AIM OF THE TASK :: Every record below should be transcribed exactly. Omit the images.

EXTRACTED DATA ::

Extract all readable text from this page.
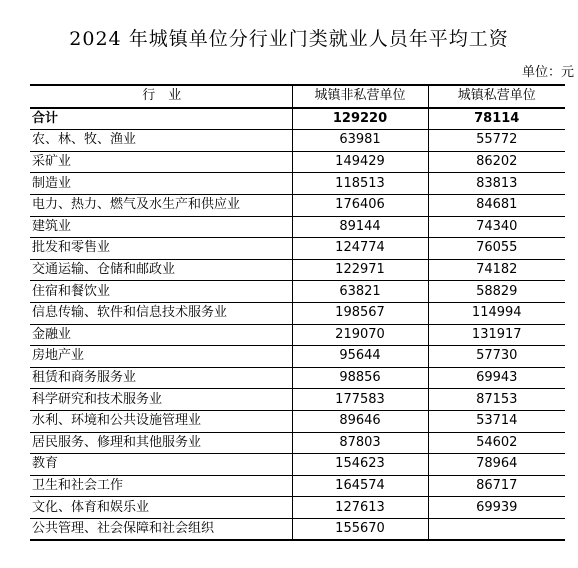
2024 年城镇单位分行业门类就业人员年平均工资
单位：元
行　业	城镇非私营单位	城镇私营单位
合计	129220	78114
农、林、牧、渔业	63981	55772
采矿业	149429	86202
制造业	118513	83813
电力、热力、燃气及水生产和供应业	176406	84681
建筑业	89144	74340
批发和零售业	124774	76055
交通运输、仓储和邮政业	122971	74182
住宿和餐饮业	63821	58829
信息传输、软件和信息技术服务业	198567	114994
金融业	219070	131917
房地产业	95644	57730
租赁和商务服务业	98856	69943
科学研究和技术服务业	177583	87153
水利、环境和公共设施管理业	89646	53714
居民服务、修理和其他服务业	87803	54602
教育	154623	78964
卫生和社会工作	164574	86717
文化、体育和娱乐业	127613	69939
公共管理、社会保障和社会组织	155670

RESULT ::
Extract all readable text from this page.
2024 年城镇单位分行业门类就业人员年平均工资
单位：元
行　业	城镇非私营单位	城镇私营单位
合计	129220	78114
农、林、牧、渔业	63981	55772
采矿业	149429	86202
制造业	118513	83813
电力、热力、燃气及水生产和供应业	176406	84681
建筑业	89144	74340
批发和零售业	124774	76055
交通运输、仓储和邮政业	122971	74182
住宿和餐饮业	63821	58829
信息传输、软件和信息技术服务业	198567	114994
金融业	219070	131917
房地产业	95644	57730
租赁和商务服务业	98856	69943
科学研究和技术服务业	177583	87153
水利、环境和公共设施管理业	89646	53714
居民服务、修理和其他服务业	87803	54602
教育	154623	78964
卫生和社会工作	164574	86717
文化、体育和娱乐业	127613	69939
公共管理、社会保障和社会组织	155670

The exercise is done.